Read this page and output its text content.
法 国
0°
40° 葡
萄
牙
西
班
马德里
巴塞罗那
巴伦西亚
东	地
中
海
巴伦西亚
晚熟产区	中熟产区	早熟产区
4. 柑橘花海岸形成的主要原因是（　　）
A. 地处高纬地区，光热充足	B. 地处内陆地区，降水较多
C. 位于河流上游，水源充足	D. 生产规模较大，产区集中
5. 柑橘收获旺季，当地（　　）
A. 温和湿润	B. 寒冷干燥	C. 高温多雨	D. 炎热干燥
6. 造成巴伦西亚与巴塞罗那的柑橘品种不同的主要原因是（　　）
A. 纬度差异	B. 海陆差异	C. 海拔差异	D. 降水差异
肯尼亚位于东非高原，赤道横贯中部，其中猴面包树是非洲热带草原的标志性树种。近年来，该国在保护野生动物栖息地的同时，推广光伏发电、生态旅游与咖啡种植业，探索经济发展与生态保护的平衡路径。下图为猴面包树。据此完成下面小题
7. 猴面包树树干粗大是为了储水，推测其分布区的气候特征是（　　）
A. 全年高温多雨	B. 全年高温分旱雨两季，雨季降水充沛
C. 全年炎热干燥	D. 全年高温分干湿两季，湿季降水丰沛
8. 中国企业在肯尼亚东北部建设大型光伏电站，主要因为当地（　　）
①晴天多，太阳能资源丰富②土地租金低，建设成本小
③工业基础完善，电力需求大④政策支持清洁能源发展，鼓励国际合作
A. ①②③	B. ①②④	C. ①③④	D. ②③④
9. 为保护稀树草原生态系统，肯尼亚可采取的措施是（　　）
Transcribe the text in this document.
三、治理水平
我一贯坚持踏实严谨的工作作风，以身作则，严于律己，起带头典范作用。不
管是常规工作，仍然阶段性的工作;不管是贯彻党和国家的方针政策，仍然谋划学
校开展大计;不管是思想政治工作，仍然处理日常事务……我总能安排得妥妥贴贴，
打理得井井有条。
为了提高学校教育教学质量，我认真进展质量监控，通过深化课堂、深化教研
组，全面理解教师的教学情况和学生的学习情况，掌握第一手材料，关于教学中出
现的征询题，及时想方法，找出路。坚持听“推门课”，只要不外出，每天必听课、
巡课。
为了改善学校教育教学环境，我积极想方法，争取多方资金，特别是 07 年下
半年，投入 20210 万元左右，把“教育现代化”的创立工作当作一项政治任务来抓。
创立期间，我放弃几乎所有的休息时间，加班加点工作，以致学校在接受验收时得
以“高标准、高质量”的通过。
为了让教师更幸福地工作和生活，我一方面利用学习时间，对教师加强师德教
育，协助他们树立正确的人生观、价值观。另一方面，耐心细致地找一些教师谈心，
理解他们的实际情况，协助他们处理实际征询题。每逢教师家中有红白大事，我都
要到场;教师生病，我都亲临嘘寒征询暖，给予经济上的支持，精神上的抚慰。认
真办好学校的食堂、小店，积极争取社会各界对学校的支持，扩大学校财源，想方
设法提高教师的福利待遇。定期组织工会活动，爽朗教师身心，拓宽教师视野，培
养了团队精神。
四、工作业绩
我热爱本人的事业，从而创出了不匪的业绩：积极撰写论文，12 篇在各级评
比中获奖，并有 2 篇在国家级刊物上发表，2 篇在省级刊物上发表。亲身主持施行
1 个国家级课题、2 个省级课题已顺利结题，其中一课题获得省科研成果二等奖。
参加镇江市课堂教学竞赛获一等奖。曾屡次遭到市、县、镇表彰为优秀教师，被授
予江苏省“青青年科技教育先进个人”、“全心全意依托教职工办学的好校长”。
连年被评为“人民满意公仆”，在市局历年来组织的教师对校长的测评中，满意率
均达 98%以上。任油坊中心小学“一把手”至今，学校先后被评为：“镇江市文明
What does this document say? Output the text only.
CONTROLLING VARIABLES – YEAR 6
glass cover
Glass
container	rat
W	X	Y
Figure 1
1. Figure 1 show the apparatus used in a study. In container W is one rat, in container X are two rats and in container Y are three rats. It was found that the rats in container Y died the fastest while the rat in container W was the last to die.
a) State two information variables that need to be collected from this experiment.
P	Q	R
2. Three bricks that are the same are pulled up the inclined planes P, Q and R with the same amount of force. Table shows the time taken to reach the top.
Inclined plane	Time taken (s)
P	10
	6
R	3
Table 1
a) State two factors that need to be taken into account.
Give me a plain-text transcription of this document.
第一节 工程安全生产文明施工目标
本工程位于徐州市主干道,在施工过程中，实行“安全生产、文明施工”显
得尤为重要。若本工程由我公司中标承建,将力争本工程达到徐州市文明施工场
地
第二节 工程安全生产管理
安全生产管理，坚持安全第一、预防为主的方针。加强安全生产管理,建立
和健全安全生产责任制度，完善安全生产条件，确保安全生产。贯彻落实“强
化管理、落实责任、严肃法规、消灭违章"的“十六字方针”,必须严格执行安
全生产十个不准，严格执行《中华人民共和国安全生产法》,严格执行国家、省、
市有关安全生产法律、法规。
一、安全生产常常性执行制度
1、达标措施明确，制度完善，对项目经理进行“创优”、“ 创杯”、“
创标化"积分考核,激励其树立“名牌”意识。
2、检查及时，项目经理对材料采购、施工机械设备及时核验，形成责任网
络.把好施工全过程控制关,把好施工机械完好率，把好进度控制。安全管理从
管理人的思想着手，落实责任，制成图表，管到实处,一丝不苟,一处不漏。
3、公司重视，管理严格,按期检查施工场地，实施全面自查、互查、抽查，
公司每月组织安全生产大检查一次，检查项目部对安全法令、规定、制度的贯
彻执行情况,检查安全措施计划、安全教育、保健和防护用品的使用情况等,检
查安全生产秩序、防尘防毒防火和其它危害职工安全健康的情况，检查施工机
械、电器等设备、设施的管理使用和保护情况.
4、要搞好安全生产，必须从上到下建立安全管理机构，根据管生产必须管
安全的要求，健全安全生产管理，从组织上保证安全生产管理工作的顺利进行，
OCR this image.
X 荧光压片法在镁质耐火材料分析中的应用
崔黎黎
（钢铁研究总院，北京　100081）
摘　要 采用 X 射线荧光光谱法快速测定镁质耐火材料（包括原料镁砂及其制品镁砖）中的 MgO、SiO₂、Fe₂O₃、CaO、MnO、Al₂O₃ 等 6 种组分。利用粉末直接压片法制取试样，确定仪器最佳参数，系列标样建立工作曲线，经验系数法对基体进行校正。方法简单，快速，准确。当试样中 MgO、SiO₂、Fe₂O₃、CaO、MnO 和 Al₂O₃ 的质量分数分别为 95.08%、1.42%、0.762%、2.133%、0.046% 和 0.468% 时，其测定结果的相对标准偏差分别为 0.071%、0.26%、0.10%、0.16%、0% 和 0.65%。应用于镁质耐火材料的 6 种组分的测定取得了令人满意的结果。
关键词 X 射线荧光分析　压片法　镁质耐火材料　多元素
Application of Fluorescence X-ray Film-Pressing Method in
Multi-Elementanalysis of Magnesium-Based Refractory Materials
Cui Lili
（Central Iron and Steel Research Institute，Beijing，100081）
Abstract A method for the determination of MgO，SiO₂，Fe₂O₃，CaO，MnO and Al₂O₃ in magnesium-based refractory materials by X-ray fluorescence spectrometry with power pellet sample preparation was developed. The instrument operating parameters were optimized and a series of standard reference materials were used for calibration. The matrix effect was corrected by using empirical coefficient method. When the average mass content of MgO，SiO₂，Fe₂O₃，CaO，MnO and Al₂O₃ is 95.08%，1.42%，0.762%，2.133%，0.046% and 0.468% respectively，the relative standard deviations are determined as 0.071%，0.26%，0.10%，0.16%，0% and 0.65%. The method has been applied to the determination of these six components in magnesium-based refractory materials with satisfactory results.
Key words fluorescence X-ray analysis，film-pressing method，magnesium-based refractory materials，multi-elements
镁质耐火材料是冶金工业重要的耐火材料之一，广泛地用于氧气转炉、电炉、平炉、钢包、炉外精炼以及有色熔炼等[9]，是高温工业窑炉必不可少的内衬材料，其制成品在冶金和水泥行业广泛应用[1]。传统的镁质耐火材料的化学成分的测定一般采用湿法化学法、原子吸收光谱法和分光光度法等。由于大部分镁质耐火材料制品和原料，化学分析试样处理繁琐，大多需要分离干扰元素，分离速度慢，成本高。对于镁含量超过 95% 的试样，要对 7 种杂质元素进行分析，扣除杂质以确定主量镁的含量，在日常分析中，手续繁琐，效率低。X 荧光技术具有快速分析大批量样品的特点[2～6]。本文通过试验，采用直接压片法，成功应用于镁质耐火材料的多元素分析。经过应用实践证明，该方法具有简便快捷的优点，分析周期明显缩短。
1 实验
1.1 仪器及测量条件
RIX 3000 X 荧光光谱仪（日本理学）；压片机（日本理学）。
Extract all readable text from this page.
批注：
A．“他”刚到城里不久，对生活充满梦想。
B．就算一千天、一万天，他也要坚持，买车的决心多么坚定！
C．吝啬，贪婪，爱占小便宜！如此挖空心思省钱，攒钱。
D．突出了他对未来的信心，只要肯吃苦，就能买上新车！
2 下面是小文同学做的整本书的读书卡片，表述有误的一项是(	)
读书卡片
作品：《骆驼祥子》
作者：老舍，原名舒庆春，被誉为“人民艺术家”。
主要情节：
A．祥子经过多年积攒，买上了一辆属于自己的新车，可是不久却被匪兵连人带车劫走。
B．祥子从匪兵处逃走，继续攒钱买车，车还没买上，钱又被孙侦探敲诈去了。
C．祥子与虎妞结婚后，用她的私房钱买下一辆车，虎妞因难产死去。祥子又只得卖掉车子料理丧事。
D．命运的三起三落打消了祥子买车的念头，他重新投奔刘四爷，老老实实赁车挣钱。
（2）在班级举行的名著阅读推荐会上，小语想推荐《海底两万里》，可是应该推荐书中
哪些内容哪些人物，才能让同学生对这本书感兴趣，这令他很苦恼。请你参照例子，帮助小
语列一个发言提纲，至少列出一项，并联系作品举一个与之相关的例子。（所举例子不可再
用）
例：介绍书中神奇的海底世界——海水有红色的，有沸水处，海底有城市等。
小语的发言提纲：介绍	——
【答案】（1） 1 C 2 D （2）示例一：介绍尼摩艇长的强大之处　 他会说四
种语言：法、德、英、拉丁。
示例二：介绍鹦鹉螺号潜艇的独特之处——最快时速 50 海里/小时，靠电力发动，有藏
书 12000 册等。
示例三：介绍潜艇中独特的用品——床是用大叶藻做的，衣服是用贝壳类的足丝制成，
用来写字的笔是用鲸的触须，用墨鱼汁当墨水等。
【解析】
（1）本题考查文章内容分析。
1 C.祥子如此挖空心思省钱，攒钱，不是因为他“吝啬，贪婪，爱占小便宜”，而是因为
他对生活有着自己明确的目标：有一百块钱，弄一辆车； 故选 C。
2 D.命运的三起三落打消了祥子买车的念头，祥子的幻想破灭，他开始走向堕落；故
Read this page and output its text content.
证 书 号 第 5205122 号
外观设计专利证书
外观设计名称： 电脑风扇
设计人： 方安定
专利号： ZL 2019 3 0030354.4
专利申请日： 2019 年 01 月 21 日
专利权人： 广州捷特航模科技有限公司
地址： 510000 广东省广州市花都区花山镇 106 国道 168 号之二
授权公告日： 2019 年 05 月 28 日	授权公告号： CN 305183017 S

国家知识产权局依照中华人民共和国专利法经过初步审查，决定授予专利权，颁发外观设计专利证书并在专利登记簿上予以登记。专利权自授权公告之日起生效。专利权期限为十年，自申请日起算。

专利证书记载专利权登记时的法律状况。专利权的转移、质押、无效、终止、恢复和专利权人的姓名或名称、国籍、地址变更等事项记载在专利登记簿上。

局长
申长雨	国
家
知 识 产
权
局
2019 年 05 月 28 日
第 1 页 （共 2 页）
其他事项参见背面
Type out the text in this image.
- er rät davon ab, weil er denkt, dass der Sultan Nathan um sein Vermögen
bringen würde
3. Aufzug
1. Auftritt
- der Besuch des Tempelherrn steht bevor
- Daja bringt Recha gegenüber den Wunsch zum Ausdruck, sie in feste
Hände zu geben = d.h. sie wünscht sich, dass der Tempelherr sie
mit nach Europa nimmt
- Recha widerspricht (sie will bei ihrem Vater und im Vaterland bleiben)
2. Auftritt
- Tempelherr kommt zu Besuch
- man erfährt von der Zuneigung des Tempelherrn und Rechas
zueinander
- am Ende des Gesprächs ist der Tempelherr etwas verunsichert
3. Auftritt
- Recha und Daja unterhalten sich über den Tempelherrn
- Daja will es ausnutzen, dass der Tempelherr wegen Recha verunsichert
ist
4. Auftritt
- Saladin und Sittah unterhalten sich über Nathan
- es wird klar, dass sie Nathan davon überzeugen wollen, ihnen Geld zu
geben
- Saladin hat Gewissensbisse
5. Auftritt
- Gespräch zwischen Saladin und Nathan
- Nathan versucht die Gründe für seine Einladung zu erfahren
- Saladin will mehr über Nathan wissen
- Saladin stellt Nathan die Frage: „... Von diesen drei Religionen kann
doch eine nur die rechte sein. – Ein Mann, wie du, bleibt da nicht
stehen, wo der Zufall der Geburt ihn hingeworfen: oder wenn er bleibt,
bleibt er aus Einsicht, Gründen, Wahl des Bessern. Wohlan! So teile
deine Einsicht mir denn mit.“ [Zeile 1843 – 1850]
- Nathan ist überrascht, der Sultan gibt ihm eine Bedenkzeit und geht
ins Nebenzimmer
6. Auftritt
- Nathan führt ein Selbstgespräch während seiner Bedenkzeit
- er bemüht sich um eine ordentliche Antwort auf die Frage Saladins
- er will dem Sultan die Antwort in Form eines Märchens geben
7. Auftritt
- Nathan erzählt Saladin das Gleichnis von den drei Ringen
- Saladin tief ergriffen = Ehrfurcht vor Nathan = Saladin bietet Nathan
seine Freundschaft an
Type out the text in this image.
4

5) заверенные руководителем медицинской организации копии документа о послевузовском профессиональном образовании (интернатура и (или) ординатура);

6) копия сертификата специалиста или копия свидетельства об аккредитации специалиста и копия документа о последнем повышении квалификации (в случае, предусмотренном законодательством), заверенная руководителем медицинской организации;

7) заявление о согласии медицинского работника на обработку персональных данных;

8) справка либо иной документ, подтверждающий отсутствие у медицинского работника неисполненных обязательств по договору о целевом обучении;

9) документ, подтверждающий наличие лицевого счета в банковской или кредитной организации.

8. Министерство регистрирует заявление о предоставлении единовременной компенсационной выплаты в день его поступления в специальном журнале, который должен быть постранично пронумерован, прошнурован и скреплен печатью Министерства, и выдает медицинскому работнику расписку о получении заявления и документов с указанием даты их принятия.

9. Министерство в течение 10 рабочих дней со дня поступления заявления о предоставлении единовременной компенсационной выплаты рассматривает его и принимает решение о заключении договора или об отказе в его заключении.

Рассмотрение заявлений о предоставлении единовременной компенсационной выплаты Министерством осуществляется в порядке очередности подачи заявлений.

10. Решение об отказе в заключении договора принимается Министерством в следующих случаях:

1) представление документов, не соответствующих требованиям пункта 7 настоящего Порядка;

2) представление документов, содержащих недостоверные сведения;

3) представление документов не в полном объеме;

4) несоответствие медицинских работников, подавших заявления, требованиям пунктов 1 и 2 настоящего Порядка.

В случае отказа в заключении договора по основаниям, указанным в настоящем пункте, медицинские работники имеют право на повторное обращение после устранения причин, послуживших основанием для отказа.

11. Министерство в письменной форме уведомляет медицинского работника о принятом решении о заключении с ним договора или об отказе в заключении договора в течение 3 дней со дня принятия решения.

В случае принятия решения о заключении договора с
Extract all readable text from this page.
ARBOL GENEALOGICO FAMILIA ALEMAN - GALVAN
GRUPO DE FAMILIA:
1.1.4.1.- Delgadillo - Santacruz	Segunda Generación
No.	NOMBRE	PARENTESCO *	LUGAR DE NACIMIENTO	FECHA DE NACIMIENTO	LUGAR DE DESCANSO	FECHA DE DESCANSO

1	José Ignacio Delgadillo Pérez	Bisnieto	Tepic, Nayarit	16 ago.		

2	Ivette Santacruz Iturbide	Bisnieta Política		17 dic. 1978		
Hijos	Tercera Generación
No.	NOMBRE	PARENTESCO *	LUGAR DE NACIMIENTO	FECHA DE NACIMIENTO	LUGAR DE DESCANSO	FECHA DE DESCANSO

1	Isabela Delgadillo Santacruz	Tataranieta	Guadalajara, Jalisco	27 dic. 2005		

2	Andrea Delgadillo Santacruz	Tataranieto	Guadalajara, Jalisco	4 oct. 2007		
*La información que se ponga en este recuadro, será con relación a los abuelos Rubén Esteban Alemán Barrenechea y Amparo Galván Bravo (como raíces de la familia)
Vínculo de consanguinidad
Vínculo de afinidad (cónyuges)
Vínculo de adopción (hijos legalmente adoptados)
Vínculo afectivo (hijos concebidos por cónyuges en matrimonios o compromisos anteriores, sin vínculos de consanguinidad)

• • • •

§ Written request
Report each line in the preceding entries that holds the string "Tempelherrn".

§ Correct answer
- der Besuch des Tempelherrn steht bevor
- man erfährt von der Zuneigung des Tempelherrn und Rechas
- Recha und Daja unterhalten sich über den Tempelherrn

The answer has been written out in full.